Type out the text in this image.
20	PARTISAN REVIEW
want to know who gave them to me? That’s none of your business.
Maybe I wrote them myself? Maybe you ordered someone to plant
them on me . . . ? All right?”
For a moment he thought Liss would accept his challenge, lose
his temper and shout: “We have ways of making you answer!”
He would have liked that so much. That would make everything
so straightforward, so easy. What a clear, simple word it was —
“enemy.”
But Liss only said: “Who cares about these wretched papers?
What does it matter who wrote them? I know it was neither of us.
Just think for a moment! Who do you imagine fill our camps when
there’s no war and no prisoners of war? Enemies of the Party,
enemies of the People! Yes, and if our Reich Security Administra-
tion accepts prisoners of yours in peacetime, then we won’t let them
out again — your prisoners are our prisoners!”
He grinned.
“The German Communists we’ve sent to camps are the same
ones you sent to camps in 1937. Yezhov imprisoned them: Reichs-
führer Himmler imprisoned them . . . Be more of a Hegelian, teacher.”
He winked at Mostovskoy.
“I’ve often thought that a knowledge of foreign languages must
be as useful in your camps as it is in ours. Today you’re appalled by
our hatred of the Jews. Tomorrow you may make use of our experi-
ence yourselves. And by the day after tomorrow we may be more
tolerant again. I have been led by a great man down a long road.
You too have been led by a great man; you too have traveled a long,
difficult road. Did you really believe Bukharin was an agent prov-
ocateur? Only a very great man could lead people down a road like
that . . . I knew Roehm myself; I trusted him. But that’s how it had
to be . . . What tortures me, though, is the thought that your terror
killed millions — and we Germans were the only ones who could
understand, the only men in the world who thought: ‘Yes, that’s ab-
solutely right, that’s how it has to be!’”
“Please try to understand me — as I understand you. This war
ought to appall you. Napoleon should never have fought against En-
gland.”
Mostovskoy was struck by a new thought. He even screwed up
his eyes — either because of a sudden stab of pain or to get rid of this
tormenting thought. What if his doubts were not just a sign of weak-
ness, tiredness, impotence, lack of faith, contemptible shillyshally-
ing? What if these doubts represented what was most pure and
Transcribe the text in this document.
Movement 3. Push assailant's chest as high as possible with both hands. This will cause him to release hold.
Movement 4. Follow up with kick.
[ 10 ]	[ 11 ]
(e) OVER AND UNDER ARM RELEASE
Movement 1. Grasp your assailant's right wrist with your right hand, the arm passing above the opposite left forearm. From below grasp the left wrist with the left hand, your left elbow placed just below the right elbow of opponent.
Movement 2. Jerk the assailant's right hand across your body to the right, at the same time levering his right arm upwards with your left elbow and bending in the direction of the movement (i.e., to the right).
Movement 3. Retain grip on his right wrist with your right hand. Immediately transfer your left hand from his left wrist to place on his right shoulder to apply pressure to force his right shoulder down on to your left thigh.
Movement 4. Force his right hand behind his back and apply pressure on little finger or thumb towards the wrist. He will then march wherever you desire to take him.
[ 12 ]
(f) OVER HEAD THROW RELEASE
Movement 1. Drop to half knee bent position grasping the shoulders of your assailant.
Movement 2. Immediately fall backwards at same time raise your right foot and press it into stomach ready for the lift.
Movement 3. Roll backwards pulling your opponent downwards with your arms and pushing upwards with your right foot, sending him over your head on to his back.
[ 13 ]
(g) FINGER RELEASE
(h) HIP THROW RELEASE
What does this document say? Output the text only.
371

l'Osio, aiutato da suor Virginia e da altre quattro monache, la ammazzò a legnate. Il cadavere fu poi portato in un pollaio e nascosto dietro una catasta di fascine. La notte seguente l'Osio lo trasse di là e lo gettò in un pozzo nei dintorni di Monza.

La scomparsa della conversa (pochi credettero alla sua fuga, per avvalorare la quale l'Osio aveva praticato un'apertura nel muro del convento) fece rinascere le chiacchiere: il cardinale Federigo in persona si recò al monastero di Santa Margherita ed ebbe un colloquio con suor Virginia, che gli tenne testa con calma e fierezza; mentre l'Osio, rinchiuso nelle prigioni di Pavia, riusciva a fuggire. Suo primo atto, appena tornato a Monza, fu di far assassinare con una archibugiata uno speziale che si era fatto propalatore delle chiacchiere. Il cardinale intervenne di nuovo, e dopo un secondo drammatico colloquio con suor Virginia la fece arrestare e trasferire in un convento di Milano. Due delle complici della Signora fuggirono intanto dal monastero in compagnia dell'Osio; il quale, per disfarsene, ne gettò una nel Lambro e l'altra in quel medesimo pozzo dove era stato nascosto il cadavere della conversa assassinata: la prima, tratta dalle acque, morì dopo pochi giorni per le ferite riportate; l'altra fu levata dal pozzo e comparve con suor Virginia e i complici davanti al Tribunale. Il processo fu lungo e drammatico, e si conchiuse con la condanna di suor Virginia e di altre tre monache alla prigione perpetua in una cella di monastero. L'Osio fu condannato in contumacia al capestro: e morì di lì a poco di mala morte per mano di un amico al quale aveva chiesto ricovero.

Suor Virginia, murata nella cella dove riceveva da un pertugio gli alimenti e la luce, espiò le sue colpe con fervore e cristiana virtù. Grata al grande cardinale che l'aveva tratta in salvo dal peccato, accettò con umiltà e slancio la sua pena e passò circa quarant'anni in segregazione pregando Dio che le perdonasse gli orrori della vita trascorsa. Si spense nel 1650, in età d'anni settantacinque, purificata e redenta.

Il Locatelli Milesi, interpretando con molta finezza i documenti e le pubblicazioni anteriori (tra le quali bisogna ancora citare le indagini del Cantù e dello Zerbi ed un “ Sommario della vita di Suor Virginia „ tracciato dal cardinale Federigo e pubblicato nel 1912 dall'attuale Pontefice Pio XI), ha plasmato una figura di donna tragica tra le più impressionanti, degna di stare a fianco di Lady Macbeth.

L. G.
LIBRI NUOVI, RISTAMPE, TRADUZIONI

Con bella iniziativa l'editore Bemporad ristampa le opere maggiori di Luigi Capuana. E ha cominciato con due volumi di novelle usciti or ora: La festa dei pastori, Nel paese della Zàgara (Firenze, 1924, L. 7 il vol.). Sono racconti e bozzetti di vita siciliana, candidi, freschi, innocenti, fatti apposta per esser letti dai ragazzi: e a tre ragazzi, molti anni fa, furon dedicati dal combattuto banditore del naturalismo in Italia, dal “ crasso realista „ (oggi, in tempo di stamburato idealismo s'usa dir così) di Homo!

Problem to work on: Select every line of the material above holding the word "road" and copy it.

Output of the task:
tolerant again. I have been led by a great man down a long road.
difficult road. Did you really believe Bukharin was an agent prov-
ocateur? Only a very great man could lead people down a road like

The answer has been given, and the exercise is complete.